What you should do >>
Gather all lines in the data that hold the string "встала".

Some records >>
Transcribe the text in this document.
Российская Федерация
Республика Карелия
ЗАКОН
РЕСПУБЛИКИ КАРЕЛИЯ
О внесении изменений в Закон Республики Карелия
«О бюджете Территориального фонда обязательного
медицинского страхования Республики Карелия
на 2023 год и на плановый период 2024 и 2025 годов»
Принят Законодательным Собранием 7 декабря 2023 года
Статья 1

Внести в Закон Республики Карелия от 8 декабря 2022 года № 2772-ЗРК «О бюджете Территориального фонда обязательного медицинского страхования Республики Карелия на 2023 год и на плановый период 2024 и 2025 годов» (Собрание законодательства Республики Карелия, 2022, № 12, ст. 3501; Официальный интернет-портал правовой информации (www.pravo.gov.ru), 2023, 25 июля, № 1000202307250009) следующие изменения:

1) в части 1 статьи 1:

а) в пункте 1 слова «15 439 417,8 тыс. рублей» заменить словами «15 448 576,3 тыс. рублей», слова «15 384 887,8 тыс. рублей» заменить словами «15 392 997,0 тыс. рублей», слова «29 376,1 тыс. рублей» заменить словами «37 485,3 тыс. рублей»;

==

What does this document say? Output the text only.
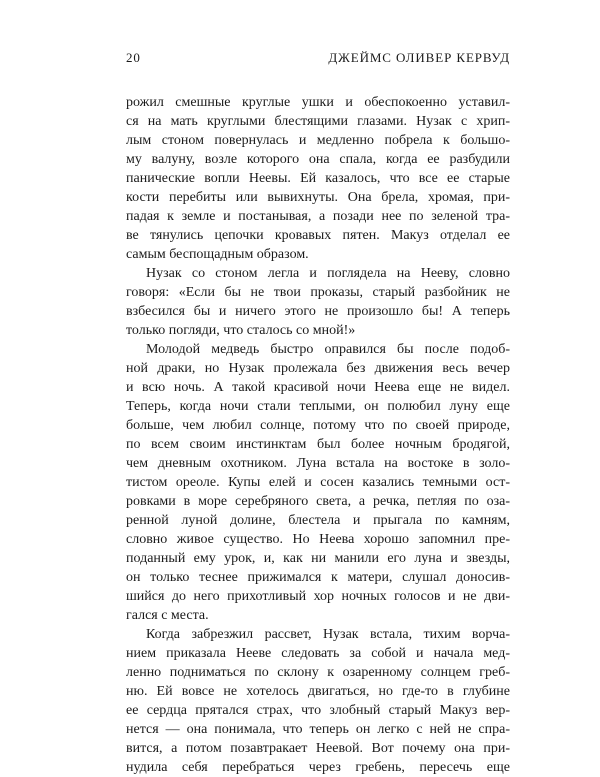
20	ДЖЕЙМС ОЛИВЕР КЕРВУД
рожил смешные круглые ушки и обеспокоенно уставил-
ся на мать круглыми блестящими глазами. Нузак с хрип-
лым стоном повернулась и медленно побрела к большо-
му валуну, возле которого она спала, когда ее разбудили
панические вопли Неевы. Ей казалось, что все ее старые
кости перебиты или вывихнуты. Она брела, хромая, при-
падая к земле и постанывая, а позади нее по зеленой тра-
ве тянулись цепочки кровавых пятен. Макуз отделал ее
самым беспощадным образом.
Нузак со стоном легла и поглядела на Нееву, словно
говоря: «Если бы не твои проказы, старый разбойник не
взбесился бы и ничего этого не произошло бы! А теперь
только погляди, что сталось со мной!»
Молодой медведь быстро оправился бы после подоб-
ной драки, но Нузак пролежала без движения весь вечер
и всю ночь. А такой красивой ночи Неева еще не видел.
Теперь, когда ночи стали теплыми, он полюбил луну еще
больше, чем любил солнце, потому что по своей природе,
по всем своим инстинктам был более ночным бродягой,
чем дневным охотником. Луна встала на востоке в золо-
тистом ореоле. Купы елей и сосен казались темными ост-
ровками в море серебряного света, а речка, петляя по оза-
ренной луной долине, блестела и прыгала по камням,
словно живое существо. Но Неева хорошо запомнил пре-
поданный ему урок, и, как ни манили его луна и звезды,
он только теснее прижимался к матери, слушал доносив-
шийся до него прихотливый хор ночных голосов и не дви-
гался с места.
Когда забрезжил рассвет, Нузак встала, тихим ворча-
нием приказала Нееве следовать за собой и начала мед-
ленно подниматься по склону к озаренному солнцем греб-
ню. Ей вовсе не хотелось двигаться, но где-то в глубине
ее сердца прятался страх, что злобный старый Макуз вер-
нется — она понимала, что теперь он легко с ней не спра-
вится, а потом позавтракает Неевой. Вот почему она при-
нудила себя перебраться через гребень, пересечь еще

Solved exercise >>
чем дневным охотником. Луна встала на востоке в золо-
Когда забрезжил рассвет, Нузак встала, тихим ворча-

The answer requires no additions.